PROVIDED RECORDS:
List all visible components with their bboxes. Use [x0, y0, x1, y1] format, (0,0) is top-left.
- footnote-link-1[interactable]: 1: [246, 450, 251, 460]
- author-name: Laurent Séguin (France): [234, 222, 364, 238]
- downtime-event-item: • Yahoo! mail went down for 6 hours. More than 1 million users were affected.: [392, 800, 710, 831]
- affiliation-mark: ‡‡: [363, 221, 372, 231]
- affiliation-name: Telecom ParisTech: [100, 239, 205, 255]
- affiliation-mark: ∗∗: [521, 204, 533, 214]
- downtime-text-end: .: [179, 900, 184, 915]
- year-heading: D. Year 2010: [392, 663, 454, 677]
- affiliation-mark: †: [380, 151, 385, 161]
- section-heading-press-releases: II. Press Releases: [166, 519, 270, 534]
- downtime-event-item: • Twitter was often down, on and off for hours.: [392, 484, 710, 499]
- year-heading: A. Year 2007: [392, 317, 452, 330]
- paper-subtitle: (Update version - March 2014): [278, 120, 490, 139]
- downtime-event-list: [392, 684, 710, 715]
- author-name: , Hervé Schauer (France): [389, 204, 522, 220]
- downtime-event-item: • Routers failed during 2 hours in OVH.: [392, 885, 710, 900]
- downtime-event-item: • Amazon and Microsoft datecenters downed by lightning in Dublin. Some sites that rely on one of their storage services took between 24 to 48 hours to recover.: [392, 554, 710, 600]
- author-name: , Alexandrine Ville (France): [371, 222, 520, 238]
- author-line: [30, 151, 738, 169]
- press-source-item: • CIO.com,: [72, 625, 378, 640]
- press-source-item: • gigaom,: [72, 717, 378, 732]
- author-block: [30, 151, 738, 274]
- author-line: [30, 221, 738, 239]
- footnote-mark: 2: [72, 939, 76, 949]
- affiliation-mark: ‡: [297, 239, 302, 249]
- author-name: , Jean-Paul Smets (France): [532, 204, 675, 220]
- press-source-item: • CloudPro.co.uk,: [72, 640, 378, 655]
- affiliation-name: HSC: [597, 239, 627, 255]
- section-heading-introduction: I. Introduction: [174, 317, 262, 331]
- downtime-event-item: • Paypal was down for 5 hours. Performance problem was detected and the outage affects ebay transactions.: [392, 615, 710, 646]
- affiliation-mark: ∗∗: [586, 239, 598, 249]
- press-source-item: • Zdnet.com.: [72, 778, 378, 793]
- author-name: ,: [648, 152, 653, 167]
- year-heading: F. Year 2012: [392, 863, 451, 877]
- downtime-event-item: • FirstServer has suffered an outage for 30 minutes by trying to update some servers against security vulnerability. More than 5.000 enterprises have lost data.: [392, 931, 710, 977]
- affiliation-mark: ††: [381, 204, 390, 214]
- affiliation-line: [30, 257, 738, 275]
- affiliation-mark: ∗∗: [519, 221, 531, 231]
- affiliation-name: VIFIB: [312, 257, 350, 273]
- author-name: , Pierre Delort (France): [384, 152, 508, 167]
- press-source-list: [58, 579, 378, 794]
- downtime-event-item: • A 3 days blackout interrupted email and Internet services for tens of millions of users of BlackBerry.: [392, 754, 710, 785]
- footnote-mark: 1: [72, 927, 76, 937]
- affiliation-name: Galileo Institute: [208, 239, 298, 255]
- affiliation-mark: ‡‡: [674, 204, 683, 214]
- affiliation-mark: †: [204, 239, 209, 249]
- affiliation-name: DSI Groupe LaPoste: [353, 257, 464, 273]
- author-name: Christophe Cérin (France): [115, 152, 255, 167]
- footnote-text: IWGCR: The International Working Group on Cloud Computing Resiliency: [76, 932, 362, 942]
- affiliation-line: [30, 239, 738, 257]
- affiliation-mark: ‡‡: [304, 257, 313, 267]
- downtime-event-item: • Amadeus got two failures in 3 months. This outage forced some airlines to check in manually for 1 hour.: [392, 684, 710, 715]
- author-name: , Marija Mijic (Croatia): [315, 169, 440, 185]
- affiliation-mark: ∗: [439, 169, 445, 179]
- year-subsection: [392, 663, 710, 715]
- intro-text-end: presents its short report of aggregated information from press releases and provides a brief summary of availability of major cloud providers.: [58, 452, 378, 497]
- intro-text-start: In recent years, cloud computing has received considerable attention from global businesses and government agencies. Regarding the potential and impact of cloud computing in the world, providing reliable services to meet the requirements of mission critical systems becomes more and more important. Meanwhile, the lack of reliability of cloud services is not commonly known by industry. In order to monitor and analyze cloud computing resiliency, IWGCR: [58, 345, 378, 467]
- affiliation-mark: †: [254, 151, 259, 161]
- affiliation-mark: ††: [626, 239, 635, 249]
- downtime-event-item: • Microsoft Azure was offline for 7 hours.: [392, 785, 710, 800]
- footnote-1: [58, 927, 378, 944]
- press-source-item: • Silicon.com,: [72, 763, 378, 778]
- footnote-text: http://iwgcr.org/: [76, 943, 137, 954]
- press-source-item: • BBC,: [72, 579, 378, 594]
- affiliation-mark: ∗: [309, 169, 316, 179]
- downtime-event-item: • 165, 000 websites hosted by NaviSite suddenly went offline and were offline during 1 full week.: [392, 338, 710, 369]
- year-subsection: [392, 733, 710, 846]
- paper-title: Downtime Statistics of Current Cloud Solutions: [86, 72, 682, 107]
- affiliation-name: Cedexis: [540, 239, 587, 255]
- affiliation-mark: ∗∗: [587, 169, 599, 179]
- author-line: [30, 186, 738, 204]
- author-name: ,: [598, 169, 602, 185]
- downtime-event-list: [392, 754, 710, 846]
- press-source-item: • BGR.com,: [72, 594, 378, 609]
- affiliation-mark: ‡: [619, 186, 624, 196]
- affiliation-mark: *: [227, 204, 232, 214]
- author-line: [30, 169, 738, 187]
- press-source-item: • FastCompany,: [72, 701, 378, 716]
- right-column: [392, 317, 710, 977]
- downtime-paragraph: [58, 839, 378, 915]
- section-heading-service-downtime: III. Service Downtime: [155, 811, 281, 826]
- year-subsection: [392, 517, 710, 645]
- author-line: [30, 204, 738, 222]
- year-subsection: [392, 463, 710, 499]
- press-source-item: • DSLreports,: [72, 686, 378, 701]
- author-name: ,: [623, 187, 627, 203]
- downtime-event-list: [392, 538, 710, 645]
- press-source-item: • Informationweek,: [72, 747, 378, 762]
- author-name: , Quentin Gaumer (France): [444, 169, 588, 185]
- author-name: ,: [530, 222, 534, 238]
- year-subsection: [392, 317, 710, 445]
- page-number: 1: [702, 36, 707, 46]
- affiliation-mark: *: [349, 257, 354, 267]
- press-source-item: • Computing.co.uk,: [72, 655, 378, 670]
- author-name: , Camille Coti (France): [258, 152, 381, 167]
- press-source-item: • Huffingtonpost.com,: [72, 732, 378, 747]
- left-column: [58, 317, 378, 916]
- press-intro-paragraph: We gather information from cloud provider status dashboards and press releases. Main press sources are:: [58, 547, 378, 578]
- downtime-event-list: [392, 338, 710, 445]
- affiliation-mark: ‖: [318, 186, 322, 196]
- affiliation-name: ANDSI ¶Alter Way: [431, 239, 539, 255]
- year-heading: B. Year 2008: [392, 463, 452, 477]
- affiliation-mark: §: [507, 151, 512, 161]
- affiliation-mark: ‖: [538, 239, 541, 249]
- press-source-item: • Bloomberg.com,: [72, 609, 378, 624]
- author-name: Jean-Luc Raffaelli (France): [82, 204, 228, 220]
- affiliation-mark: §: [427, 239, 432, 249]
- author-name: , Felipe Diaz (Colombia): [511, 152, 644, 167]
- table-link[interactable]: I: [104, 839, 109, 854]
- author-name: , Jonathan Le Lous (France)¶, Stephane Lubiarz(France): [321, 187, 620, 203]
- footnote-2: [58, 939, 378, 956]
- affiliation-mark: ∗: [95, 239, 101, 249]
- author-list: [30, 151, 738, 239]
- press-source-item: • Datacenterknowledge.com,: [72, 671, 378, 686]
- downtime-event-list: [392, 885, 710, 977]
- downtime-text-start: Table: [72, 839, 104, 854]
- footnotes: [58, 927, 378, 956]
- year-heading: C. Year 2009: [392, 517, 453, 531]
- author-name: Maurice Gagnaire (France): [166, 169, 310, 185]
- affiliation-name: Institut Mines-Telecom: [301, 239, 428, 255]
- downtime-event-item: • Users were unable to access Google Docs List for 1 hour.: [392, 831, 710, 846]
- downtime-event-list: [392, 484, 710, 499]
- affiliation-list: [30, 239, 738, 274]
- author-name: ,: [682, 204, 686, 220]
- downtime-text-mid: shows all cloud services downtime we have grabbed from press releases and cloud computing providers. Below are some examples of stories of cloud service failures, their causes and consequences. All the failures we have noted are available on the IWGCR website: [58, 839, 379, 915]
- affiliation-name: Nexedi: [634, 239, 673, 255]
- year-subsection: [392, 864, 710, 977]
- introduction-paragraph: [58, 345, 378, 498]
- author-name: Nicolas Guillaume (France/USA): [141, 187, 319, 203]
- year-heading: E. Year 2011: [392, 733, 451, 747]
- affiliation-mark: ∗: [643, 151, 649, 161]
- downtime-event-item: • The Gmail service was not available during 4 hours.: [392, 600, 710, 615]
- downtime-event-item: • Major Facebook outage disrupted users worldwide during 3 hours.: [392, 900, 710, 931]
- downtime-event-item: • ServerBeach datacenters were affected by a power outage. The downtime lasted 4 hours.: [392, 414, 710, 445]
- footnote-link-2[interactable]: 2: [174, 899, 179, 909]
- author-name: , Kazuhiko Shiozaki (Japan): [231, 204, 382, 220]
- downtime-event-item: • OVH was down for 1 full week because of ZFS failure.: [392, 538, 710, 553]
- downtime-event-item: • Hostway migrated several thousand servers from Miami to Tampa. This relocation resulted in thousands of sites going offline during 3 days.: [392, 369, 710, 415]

TASK DESCRIPTION:
Rewrite the data as a JSON list of strings, one string per line, leaving out blank lines. Include only the part that opens with the first line of the data and closes with the line containing "- year-heading: F.", with both ends included.

PROBLEM SOLUTION:
[
  "List all visible components with their bboxes. Use [x0, y0, x1, y1] format, (0,0) is top-left.",
  "- footnote-link-1[interactable]: 1: [246, 450, 251, 460]",
  "- author-name: Laurent Séguin (France): [234, 222, 364, 238]",
  "- downtime-event-item: • Yahoo! mail went down for 6 hours. More than 1 million users were affected.: [392, 800, 710, 831]",
  "- affiliation-mark: ‡‡: [363, 221, 372, 231]",
  "- affiliation-name: Telecom ParisTech: [100, 239, 205, 255]",
  "- affiliation-mark: ∗∗: [521, 204, 533, 214]",
  "- downtime-text-end: .: [179, 900, 184, 915]",
  "- year-heading: D. Year 2010: [392, 663, 454, 677]",
  "- affiliation-mark: †: [380, 151, 385, 161]",
  "- section-heading-press-releases: II. Press Releases: [166, 519, 270, 534]",
  "- downtime-event-item: • Twitter was often down, on and off for hours.: [392, 484, 710, 499]",
  "- year-heading: A. Year 2007: [392, 317, 452, 330]",
  "- paper-subtitle: (Update version - March 2014): [278, 120, 490, 139]",
  "- downtime-event-list: [392, 684, 710, 715]",
  "- author-name: , Hervé Schauer (France): [389, 204, 522, 220]",
  "- downtime-event-item: • Routers failed during 2 hours in OVH.: [392, 885, 710, 900]",
  "- downtime-event-item: • Amazon and Microsoft datecenters downed by lightning in Dublin. Some sites that rely on one of their storage services took between 24 to 48 hours to recover.: [392, 554, 710, 600]",
  "- author-name: , Alexandrine Ville (France): [371, 222, 520, 238]",
  "- author-line: [30, 151, 738, 169]",
  "- press-source-item: • CIO.com,: [72, 625, 378, 640]",
  "- press-source-item: • gigaom,: [72, 717, 378, 732]",
  "- author-block: [30, 151, 738, 274]",
  "- author-line: [30, 221, 738, 239]",
  "- footnote-mark: 2: [72, 939, 76, 949]",
  "- affiliation-mark: ‡: [297, 239, 302, 249]",
  "- author-name: , Jean-Paul Smets (France): [532, 204, 675, 220]",
  "- press-source-item: • CloudPro.co.uk,: [72, 640, 378, 655]",
  "- affiliation-name: HSC: [597, 239, 627, 255]",
  "- section-heading-introduction: I. Introduction: [174, 317, 262, 331]",
  "- downtime-event-item: • Paypal was down for 5 hours. Performance problem was detected and the outage affects ebay transactions.: [392, 615, 710, 646]",
  "- affiliation-mark: ∗∗: [586, 239, 598, 249]",
  "- press-source-item: • Zdnet.com.: [72, 778, 378, 793]",
  "- author-name: ,: [648, 152, 653, 167]",
  "- year-heading: F. Year 2012: [392, 863, 451, 877]"
]